(Dataset entries)
◇ ◇ ◇

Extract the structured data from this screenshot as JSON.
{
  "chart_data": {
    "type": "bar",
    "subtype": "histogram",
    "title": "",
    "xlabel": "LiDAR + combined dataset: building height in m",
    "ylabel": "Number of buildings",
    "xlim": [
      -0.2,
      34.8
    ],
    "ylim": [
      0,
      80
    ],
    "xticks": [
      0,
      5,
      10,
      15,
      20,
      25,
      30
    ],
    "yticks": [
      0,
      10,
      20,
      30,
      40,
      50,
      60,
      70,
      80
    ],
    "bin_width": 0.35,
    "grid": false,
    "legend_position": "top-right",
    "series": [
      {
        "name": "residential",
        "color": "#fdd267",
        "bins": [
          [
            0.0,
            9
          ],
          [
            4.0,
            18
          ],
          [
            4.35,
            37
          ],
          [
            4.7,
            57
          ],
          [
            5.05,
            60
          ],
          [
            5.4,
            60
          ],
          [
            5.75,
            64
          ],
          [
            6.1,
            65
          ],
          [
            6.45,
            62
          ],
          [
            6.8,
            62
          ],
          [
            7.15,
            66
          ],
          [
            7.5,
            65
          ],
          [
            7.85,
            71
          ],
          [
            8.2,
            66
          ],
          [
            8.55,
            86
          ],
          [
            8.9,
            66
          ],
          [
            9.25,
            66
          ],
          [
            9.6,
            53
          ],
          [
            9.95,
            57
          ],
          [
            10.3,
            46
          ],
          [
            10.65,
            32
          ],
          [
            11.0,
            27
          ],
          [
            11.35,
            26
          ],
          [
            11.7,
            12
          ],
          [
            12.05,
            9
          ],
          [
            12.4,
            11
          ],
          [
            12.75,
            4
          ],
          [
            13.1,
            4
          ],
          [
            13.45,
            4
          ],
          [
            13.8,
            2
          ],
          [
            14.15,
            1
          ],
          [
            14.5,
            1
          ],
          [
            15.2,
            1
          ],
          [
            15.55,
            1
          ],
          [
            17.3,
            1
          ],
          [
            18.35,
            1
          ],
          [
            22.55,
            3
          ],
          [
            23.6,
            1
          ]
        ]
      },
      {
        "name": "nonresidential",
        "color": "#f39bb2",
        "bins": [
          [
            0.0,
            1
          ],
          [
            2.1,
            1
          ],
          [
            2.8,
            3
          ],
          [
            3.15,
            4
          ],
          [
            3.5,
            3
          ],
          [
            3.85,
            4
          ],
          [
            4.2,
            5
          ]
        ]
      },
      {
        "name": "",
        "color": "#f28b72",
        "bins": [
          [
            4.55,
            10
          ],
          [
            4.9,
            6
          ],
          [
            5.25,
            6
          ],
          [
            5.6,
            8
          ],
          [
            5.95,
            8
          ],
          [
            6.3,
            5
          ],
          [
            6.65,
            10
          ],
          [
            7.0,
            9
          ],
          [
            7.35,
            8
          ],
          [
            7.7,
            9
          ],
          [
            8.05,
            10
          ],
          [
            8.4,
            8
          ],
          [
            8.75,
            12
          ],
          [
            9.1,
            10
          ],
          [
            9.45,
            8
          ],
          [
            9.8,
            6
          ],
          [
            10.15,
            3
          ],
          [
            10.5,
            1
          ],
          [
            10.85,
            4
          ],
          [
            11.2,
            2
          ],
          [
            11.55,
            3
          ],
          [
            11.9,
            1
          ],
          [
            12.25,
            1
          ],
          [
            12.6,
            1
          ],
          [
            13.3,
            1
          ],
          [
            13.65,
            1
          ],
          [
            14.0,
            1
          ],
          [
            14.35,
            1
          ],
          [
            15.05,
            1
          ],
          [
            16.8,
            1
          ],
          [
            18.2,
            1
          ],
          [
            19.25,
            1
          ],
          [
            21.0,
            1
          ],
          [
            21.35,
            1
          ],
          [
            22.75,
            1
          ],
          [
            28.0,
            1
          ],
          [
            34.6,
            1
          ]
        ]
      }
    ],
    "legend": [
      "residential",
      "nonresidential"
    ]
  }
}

◇ ◇ ◇

**EXERCISE PROMPT:**
From the entries above, copy every line where the word "nonresidential" shows up.

**ANSWER TO THIS EXERCISE:**
        "name": "nonresidential",
      "nonresidential"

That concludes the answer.